Given information
## Begin
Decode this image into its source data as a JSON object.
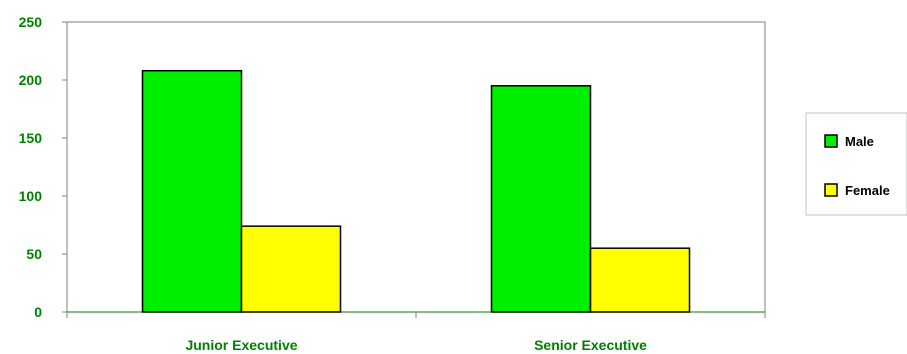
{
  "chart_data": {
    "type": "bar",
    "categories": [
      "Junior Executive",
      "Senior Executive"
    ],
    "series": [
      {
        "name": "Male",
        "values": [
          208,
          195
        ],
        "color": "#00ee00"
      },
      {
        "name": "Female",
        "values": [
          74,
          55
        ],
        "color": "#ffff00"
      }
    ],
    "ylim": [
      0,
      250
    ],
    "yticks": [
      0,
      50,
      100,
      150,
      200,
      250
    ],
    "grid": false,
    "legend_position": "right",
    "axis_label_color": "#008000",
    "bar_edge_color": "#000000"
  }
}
## End
## Begin
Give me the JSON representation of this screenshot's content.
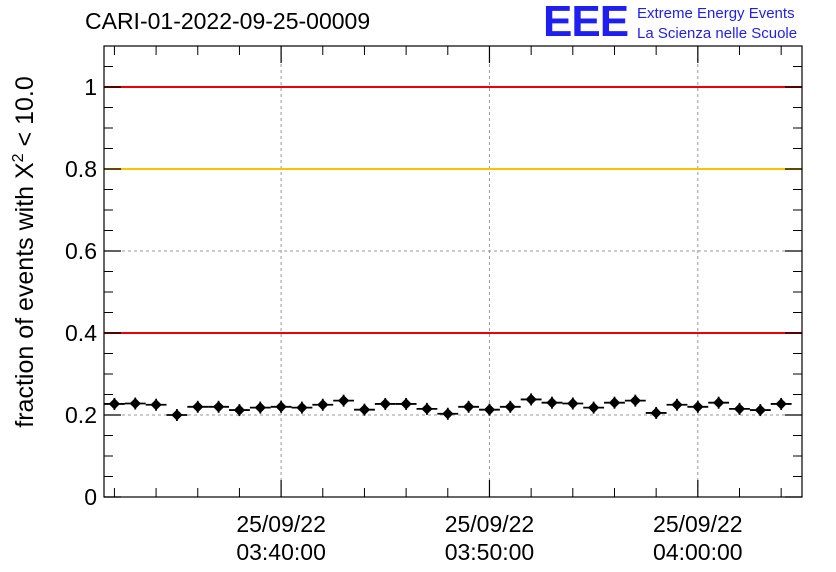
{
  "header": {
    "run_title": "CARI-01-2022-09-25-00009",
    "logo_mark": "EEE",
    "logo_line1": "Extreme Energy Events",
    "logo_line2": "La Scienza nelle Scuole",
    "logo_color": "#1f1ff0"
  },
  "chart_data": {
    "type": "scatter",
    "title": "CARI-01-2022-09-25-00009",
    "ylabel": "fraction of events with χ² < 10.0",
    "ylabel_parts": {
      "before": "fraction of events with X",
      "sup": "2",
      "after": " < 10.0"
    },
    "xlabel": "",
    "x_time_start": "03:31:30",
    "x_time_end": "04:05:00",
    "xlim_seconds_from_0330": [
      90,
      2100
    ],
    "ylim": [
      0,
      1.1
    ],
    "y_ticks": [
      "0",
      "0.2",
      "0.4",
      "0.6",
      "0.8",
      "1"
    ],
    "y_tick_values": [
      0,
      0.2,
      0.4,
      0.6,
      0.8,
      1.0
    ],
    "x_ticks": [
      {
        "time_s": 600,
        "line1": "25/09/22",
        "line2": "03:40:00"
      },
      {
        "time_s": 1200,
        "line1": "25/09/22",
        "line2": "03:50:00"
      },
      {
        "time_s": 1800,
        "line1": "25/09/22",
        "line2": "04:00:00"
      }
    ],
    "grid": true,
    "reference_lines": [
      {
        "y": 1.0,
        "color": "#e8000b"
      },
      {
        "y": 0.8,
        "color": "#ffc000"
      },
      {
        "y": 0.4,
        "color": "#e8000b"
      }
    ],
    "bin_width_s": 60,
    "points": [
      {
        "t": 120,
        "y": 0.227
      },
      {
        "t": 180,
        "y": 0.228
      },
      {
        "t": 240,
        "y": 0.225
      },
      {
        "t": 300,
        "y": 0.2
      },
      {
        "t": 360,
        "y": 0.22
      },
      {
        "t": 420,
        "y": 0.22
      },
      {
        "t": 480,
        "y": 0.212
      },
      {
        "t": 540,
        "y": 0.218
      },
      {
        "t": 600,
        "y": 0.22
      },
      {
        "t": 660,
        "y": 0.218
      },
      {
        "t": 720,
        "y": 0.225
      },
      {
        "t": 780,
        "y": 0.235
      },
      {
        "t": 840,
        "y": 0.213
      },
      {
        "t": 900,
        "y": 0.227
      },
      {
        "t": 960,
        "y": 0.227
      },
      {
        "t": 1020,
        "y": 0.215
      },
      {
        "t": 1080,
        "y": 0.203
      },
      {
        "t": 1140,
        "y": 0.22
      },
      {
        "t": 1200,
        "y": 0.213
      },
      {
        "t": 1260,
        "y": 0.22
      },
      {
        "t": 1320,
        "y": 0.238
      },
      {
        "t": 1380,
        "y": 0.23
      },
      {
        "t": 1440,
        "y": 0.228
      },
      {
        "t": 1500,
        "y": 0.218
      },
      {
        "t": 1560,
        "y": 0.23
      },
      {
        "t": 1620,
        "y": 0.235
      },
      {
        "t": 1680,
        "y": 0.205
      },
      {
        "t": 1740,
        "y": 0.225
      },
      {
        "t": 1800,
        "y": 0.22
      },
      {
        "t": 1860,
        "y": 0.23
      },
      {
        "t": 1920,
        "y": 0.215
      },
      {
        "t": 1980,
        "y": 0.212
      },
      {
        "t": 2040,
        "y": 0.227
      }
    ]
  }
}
## End
## Begin
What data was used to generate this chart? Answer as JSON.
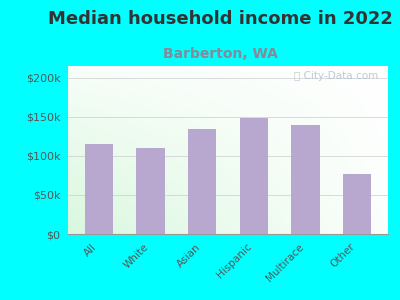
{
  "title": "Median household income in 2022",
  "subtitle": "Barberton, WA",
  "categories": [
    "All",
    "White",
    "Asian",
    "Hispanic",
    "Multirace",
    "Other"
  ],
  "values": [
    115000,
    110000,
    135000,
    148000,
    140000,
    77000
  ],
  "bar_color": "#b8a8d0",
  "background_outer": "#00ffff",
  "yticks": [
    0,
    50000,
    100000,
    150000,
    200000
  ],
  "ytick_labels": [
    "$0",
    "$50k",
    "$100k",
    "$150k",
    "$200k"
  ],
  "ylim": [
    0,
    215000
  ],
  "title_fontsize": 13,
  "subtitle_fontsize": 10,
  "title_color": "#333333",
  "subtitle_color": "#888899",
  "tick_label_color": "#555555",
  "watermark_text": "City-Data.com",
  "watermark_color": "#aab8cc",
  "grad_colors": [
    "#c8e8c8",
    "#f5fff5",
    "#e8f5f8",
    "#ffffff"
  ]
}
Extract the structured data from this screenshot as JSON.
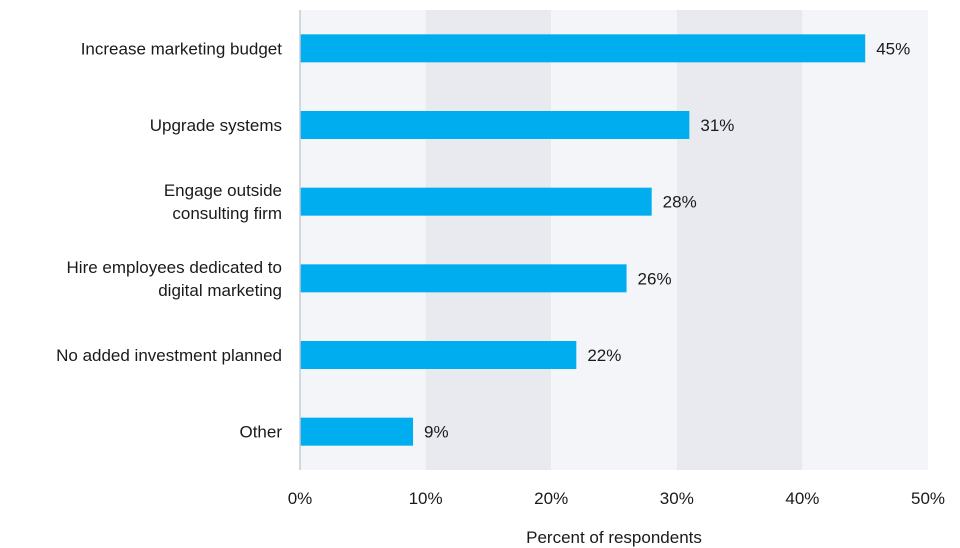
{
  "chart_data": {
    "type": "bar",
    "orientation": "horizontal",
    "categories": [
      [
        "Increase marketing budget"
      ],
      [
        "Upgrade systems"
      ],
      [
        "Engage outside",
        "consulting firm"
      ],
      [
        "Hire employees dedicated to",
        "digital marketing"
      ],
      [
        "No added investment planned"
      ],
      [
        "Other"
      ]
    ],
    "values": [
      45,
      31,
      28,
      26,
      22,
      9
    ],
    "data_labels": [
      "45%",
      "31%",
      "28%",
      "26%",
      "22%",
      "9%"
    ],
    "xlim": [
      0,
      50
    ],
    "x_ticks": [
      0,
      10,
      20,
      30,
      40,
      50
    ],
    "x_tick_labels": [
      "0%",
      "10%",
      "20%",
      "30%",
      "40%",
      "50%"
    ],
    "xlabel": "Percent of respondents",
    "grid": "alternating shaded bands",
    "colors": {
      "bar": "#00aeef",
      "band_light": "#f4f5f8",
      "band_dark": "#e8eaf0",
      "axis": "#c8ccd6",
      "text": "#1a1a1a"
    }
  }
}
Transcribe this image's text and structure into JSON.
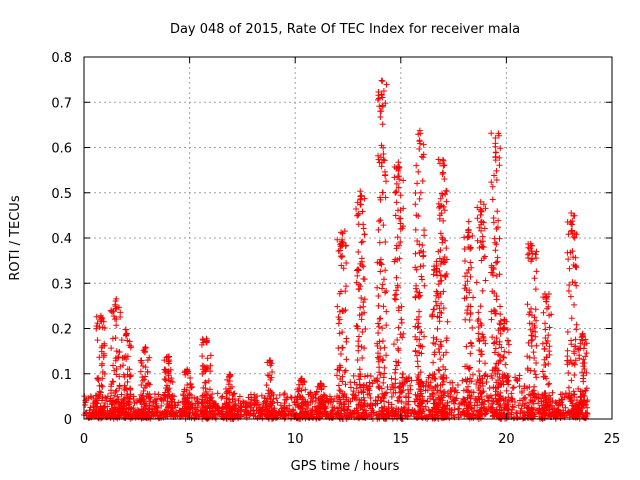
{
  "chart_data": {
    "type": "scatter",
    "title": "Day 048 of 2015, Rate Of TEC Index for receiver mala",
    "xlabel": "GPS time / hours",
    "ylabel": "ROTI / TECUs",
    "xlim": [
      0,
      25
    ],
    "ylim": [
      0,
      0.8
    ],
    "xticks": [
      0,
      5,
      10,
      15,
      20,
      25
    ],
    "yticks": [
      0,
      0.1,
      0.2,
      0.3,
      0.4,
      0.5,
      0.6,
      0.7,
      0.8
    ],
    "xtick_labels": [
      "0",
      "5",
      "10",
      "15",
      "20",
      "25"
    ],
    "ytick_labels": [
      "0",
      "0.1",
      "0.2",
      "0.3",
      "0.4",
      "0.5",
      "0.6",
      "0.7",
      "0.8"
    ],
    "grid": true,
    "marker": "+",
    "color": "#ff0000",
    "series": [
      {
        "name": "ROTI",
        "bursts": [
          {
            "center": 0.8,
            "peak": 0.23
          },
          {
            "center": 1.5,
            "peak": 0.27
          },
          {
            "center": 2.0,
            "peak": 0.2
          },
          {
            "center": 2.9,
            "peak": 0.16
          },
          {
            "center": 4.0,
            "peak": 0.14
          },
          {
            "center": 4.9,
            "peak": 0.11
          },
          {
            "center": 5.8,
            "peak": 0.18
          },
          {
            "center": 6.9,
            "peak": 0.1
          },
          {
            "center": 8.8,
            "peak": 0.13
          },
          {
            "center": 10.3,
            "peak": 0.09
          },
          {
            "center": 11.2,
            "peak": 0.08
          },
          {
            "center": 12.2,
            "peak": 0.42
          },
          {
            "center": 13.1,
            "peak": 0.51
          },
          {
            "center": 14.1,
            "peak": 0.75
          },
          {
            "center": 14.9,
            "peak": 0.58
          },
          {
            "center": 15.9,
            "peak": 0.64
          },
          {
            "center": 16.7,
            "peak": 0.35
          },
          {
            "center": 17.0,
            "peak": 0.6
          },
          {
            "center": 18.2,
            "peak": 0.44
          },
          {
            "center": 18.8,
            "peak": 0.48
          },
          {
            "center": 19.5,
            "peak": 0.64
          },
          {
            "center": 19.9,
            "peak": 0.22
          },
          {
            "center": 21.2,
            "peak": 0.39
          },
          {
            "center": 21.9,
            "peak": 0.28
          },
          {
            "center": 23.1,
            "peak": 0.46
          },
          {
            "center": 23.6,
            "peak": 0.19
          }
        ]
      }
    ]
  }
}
## End
Task details
Of the lines in this material, state how many hold the string "marketing". Write no other words.

Task solution
2